Data to process:
## begin

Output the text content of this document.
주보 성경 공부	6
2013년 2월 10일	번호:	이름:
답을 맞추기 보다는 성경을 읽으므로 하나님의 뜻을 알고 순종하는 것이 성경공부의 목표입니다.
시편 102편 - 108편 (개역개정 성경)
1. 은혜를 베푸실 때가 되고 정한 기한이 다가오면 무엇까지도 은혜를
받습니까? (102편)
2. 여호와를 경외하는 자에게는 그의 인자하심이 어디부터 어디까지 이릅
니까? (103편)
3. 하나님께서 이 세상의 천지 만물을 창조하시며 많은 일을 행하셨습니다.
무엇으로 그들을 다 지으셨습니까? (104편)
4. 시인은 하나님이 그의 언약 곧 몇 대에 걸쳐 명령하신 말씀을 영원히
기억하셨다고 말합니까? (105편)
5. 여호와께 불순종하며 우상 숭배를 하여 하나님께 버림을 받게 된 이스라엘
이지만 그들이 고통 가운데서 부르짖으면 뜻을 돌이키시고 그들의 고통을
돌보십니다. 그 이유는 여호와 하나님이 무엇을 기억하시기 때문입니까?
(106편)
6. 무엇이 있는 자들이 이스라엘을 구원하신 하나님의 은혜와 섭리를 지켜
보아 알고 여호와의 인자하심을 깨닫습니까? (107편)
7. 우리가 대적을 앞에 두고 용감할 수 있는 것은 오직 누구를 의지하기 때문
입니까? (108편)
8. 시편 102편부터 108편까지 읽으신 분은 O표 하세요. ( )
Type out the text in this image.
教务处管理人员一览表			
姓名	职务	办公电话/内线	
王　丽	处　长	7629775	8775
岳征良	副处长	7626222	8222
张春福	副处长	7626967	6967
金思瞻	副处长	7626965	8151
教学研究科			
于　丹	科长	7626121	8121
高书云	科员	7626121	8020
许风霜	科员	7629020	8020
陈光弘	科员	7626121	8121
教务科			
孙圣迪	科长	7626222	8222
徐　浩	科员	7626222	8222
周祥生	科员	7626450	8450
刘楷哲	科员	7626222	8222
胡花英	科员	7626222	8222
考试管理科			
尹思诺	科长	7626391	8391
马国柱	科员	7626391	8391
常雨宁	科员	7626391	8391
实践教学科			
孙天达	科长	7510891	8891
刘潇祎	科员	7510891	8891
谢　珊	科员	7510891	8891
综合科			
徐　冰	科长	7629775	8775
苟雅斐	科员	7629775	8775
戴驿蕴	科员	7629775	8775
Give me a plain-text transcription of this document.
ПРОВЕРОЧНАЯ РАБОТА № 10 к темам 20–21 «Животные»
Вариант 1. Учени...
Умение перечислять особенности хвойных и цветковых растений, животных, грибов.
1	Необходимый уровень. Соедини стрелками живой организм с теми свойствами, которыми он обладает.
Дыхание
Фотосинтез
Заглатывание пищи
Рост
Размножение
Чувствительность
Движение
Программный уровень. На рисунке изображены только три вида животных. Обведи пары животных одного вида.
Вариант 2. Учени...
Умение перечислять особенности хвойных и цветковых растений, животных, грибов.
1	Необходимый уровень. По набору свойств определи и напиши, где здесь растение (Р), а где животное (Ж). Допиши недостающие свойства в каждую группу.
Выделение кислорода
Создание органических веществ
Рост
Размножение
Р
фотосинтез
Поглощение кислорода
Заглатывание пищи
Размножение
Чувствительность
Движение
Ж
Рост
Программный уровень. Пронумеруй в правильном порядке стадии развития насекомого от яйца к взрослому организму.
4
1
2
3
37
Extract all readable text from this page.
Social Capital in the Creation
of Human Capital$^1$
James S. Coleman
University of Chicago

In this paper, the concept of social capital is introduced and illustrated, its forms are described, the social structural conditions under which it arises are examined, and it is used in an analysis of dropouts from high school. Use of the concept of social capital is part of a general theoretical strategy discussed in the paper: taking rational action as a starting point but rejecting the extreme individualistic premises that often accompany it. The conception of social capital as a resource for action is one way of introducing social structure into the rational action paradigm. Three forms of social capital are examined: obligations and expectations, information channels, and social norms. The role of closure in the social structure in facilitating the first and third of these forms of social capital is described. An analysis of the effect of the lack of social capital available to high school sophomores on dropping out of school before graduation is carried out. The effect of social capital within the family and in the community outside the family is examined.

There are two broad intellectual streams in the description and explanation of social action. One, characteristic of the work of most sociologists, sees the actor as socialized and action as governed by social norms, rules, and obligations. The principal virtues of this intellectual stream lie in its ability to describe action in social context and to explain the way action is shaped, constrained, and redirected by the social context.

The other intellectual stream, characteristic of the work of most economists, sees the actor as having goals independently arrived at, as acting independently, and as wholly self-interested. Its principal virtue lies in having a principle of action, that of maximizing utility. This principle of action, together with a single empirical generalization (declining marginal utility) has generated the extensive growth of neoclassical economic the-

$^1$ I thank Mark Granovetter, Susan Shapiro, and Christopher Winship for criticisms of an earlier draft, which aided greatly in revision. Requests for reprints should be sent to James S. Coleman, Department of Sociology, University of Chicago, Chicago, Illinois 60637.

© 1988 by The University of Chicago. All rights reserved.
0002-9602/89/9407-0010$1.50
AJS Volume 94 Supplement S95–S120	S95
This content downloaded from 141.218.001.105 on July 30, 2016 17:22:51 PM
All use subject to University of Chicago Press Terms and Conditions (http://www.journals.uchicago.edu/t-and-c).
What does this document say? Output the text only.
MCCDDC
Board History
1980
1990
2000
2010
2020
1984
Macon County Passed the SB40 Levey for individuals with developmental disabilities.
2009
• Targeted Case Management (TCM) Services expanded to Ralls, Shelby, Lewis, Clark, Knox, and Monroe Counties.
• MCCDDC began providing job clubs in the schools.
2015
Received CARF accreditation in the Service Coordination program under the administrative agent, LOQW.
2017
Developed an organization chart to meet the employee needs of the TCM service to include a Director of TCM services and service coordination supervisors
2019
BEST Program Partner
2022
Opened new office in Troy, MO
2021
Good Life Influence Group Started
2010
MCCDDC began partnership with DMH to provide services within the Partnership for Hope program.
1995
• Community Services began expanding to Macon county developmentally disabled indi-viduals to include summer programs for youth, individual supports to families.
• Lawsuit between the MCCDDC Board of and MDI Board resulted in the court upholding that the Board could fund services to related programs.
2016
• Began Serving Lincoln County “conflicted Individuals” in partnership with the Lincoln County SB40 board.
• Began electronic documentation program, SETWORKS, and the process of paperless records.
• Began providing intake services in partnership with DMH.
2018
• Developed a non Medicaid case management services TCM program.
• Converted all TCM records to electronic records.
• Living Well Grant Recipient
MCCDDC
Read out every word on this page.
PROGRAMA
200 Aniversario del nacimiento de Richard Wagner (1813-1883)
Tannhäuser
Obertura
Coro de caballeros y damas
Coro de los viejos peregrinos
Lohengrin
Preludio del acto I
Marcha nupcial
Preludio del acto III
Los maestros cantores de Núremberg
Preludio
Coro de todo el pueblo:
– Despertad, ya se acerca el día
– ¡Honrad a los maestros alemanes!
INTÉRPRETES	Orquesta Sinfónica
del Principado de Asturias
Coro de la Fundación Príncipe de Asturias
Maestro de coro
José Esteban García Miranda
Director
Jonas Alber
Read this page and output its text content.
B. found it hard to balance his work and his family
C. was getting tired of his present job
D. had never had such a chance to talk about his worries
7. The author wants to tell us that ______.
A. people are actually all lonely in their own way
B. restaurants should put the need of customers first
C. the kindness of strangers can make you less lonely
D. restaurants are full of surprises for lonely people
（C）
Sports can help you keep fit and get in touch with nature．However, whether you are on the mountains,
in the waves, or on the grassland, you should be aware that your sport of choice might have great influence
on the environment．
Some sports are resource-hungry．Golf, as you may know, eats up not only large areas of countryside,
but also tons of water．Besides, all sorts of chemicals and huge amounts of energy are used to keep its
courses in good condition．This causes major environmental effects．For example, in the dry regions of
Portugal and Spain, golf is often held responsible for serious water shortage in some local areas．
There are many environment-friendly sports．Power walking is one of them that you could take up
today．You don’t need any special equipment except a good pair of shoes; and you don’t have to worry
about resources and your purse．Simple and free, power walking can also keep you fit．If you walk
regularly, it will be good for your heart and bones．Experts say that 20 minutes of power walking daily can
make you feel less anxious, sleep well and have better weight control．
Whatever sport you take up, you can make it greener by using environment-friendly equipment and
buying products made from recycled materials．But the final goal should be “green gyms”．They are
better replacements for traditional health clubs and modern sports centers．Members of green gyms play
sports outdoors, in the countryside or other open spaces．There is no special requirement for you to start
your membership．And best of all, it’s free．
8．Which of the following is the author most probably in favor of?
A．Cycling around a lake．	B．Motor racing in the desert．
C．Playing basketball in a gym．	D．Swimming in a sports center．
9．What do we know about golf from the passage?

## end

What is required: Check every line for "free" and show the ones that have it.

Solution to this exercise:
about resources and your purse．Simple and free, power walking can also keep you fit．If you walk
your membership．And best of all, it’s free．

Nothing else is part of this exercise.